### EXERCISE
Find the lines with the string "Thursday" and return them.
━━ RECORDS SHOWN
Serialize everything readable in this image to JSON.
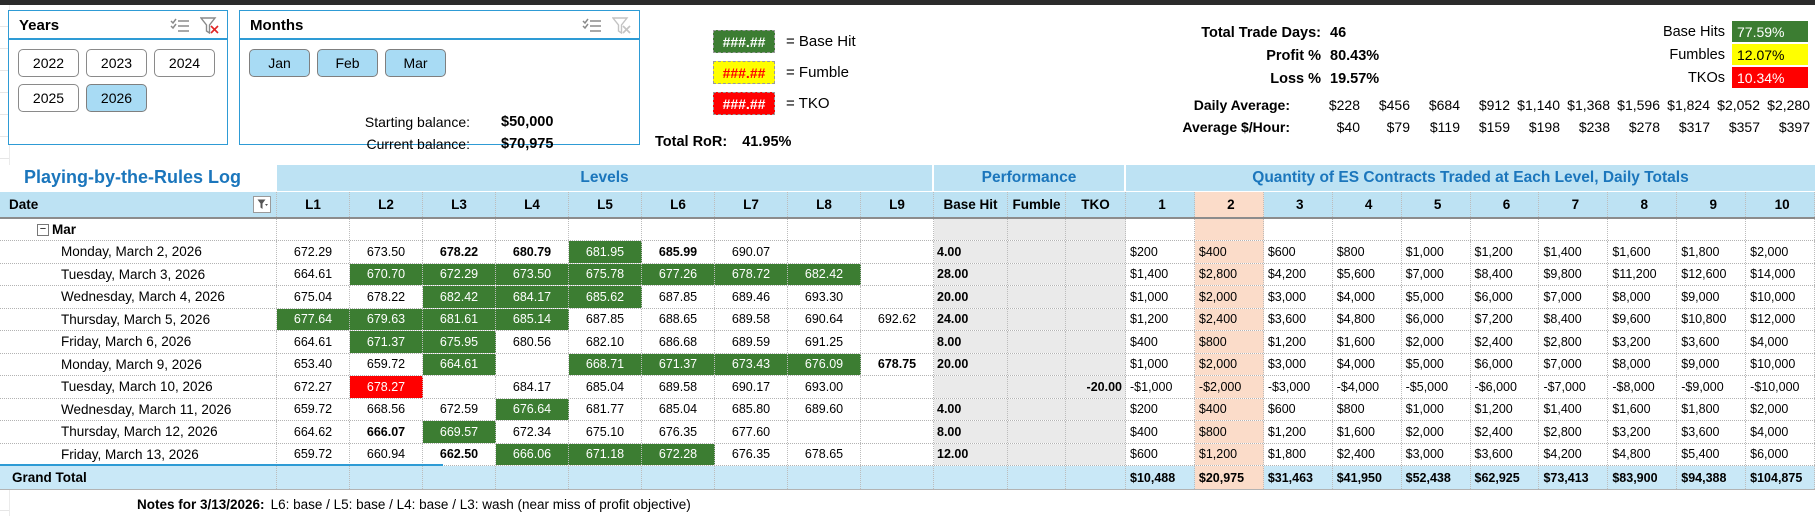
{
  "slicers": {
    "years": {
      "title": "Years",
      "options": [
        {
          "label": "2022",
          "selected": false
        },
        {
          "label": "2023",
          "selected": false
        },
        {
          "label": "2024",
          "selected": false
        },
        {
          "label": "2025",
          "selected": false
        },
        {
          "label": "2026",
          "selected": true
        }
      ]
    },
    "months": {
      "title": "Months",
      "options": [
        {
          "label": "Jan",
          "selected": true
        },
        {
          "label": "Feb",
          "selected": true
        },
        {
          "label": "Mar",
          "selected": true
        }
      ]
    }
  },
  "legend": {
    "items": [
      {
        "swatch": "###.##",
        "label": "= Base Hit",
        "bg": "#3C7D32",
        "fg": "#FFFFFF"
      },
      {
        "swatch": "###.##",
        "label": "= Fumble",
        "bg": "#FFFF00",
        "fg": "#FF0000"
      },
      {
        "swatch": "###.##",
        "label": "= TKO",
        "bg": "#FF0000",
        "fg": "#FFFFFF"
      }
    ]
  },
  "balances": {
    "starting_label": "Starting balance:",
    "starting_value": "$50,000",
    "current_label": "Current balance:",
    "current_value": "$70,975",
    "ror_label": "Total RoR:",
    "ror_value": "41.95%"
  },
  "stats": {
    "left_rows": [
      {
        "label": "Total Trade Days:",
        "value": "46"
      },
      {
        "label": "Profit %",
        "value": "80.43%"
      },
      {
        "label": "Loss %",
        "value": "19.57%"
      }
    ],
    "right_rows": [
      {
        "label": "Base Hits",
        "value": "77.59%",
        "bg": "#3C7D32",
        "fg": "#FFFFFF"
      },
      {
        "label": "Fumbles",
        "value": "12.07%",
        "bg": "#FFFF00",
        "fg": "#000000"
      },
      {
        "label": "TKOs",
        "value": "10.34%",
        "bg": "#FF0000",
        "fg": "#FFFFFF"
      }
    ]
  },
  "averages": {
    "daily_label": "Daily Average:",
    "daily_values": [
      "$228",
      "$456",
      "$684",
      "$912",
      "$1,140",
      "$1,368",
      "$1,596",
      "$1,824",
      "$2,052",
      "$2,280"
    ],
    "hourly_label": "Average $/Hour:",
    "hourly_values": [
      "$40",
      "$79",
      "$119",
      "$159",
      "$198",
      "$238",
      "$278",
      "$317",
      "$357",
      "$397"
    ]
  },
  "table": {
    "title": "Playing-by-the-Rules Log",
    "band_levels": "Levels",
    "band_performance": "Performance",
    "band_quantity": "Quantity of ES Contracts Traded at Each Level, Daily Totals",
    "date_header": "Date",
    "level_headers": [
      "L1",
      "L2",
      "L3",
      "L4",
      "L5",
      "L6",
      "L7",
      "L8",
      "L9"
    ],
    "perf_headers": [
      "Base Hit",
      "Fumble",
      "TKO"
    ],
    "qty_headers": [
      "1",
      "2",
      "3",
      "4",
      "5",
      "6",
      "7",
      "8",
      "9",
      "10"
    ],
    "highlight_qty_column": "2",
    "group_label": "Mar",
    "rows": [
      {
        "date": "Monday, March 2, 2026",
        "levels": [
          [
            "672.29",
            ""
          ],
          [
            "673.50",
            ""
          ],
          [
            "678.22",
            "b"
          ],
          [
            "680.79",
            "b"
          ],
          [
            "681.95",
            "g"
          ],
          [
            "685.99",
            "b"
          ],
          [
            "690.07",
            ""
          ],
          [
            "",
            ""
          ],
          [
            "",
            ""
          ]
        ],
        "base_hit": "4.00",
        "fumble": "",
        "tko": "",
        "qty": [
          "$200",
          "$400",
          "$600",
          "$800",
          "$1,000",
          "$1,200",
          "$1,400",
          "$1,600",
          "$1,800",
          "$2,000"
        ]
      },
      {
        "date": "Tuesday, March 3, 2026",
        "levels": [
          [
            "664.61",
            ""
          ],
          [
            "670.70",
            "g"
          ],
          [
            "672.29",
            "g"
          ],
          [
            "673.50",
            "g"
          ],
          [
            "675.78",
            "g"
          ],
          [
            "677.26",
            "g"
          ],
          [
            "678.72",
            "g"
          ],
          [
            "682.42",
            "g"
          ],
          [
            "",
            ""
          ]
        ],
        "base_hit": "28.00",
        "fumble": "",
        "tko": "",
        "qty": [
          "$1,400",
          "$2,800",
          "$4,200",
          "$5,600",
          "$7,000",
          "$8,400",
          "$9,800",
          "$11,200",
          "$12,600",
          "$14,000"
        ]
      },
      {
        "date": "Wednesday, March 4, 2026",
        "levels": [
          [
            "675.04",
            ""
          ],
          [
            "678.22",
            ""
          ],
          [
            "682.42",
            "g"
          ],
          [
            "684.17",
            "g"
          ],
          [
            "685.62",
            "g"
          ],
          [
            "687.85",
            ""
          ],
          [
            "689.46",
            ""
          ],
          [
            "693.30",
            ""
          ],
          [
            "",
            ""
          ]
        ],
        "base_hit": "20.00",
        "fumble": "",
        "tko": "",
        "qty": [
          "$1,000",
          "$2,000",
          "$3,000",
          "$4,000",
          "$5,000",
          "$6,000",
          "$7,000",
          "$8,000",
          "$9,000",
          "$10,000"
        ]
      },
      {
        "date": "Thursday, March 5, 2026",
        "levels": [
          [
            "677.64",
            "g"
          ],
          [
            "679.63",
            "g"
          ],
          [
            "681.61",
            "g"
          ],
          [
            "685.14",
            "g"
          ],
          [
            "687.85",
            ""
          ],
          [
            "688.65",
            ""
          ],
          [
            "689.58",
            ""
          ],
          [
            "690.64",
            ""
          ],
          [
            "692.62",
            ""
          ]
        ],
        "base_hit": "24.00",
        "fumble": "",
        "tko": "",
        "qty": [
          "$1,200",
          "$2,400",
          "$3,600",
          "$4,800",
          "$6,000",
          "$7,200",
          "$8,400",
          "$9,600",
          "$10,800",
          "$12,000"
        ]
      },
      {
        "date": "Friday, March 6, 2026",
        "levels": [
          [
            "664.61",
            ""
          ],
          [
            "671.37",
            "g"
          ],
          [
            "675.95",
            "g"
          ],
          [
            "680.56",
            ""
          ],
          [
            "682.10",
            ""
          ],
          [
            "686.68",
            ""
          ],
          [
            "689.59",
            ""
          ],
          [
            "691.25",
            ""
          ],
          [
            "",
            ""
          ]
        ],
        "base_hit": "8.00",
        "fumble": "",
        "tko": "",
        "qty": [
          "$400",
          "$800",
          "$1,200",
          "$1,600",
          "$2,000",
          "$2,400",
          "$2,800",
          "$3,200",
          "$3,600",
          "$4,000"
        ]
      },
      {
        "date": "Monday, March 9, 2026",
        "levels": [
          [
            "653.40",
            ""
          ],
          [
            "659.72",
            ""
          ],
          [
            "664.61",
            "g"
          ],
          [
            "",
            ""
          ],
          [
            "668.71",
            "g"
          ],
          [
            "671.37",
            "g"
          ],
          [
            "673.43",
            "g"
          ],
          [
            "676.09",
            "g"
          ],
          [
            "678.75",
            "b"
          ]
        ],
        "base_hit": "20.00",
        "fumble": "",
        "tko": "",
        "qty": [
          "$1,000",
          "$2,000",
          "$3,000",
          "$4,000",
          "$5,000",
          "$6,000",
          "$7,000",
          "$8,000",
          "$9,000",
          "$10,000"
        ]
      },
      {
        "date": "Tuesday, March 10, 2026",
        "levels": [
          [
            "672.27",
            ""
          ],
          [
            "678.27",
            "r"
          ],
          [
            "",
            ""
          ],
          [
            "684.17",
            ""
          ],
          [
            "685.04",
            ""
          ],
          [
            "689.58",
            ""
          ],
          [
            "690.17",
            ""
          ],
          [
            "693.00",
            ""
          ],
          [
            "",
            ""
          ]
        ],
        "base_hit": "",
        "fumble": "",
        "tko": "-20.00",
        "qty": [
          "-$1,000",
          "-$2,000",
          "-$3,000",
          "-$4,000",
          "-$5,000",
          "-$6,000",
          "-$7,000",
          "-$8,000",
          "-$9,000",
          "-$10,000"
        ]
      },
      {
        "date": "Wednesday, March 11, 2026",
        "levels": [
          [
            "659.72",
            ""
          ],
          [
            "668.56",
            ""
          ],
          [
            "672.59",
            ""
          ],
          [
            "676.64",
            "g"
          ],
          [
            "681.77",
            ""
          ],
          [
            "685.04",
            ""
          ],
          [
            "685.80",
            ""
          ],
          [
            "689.60",
            ""
          ],
          [
            "",
            ""
          ]
        ],
        "base_hit": "4.00",
        "fumble": "",
        "tko": "",
        "qty": [
          "$200",
          "$400",
          "$600",
          "$800",
          "$1,000",
          "$1,200",
          "$1,400",
          "$1,600",
          "$1,800",
          "$2,000"
        ]
      },
      {
        "date": "Thursday, March 12, 2026",
        "levels": [
          [
            "664.62",
            ""
          ],
          [
            "666.07",
            "b"
          ],
          [
            "669.57",
            "g"
          ],
          [
            "672.34",
            ""
          ],
          [
            "675.10",
            ""
          ],
          [
            "676.35",
            ""
          ],
          [
            "677.60",
            ""
          ],
          [
            "",
            ""
          ],
          [
            "",
            ""
          ]
        ],
        "base_hit": "8.00",
        "fumble": "",
        "tko": "",
        "qty": [
          "$400",
          "$800",
          "$1,200",
          "$1,600",
          "$2,000",
          "$2,400",
          "$2,800",
          "$3,200",
          "$3,600",
          "$4,000"
        ]
      },
      {
        "date": "Friday, March 13, 2026",
        "levels": [
          [
            "659.72",
            ""
          ],
          [
            "660.94",
            ""
          ],
          [
            "662.50",
            "b"
          ],
          [
            "666.06",
            "g"
          ],
          [
            "671.18",
            "g"
          ],
          [
            "672.28",
            "g"
          ],
          [
            "676.35",
            ""
          ],
          [
            "678.65",
            ""
          ],
          [
            "",
            ""
          ]
        ],
        "base_hit": "12.00",
        "fumble": "",
        "tko": "",
        "qty": [
          "$600",
          "$1,200",
          "$1,800",
          "$2,400",
          "$3,000",
          "$3,600",
          "$4,200",
          "$4,800",
          "$5,400",
          "$6,000"
        ]
      }
    ],
    "grand_total_label": "Grand Total",
    "grand_total_qty": [
      "$10,488",
      "$20,975",
      "$31,463",
      "$41,950",
      "$52,438",
      "$62,925",
      "$73,413",
      "$83,900",
      "$94,388",
      "$104,875"
    ]
  },
  "notes": {
    "label": "Notes for 3/13/2026:",
    "text": "L6: base / L5: base / L4: base / L3: wash (near miss of profit objective)"
  },
  "colors": {
    "accent_blue": "#1B76BC",
    "header_fill": "#BDE2F3",
    "selected_slicer_fill": "#A8DBF4",
    "slicer_border": "#2E9BD5",
    "base_hit_green": "#3C7D32",
    "fumble_yellow": "#FFFF00",
    "tko_red": "#FF0000",
    "qty_col2_highlight": "#FBDCC9",
    "grand_total_fill": "#C9E8F7"
  }
}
━━━━
### RESPONSE TO THIS TASK
        "date": "Thursday, March 5, 2026",
        "date": "Thursday, March 12, 2026",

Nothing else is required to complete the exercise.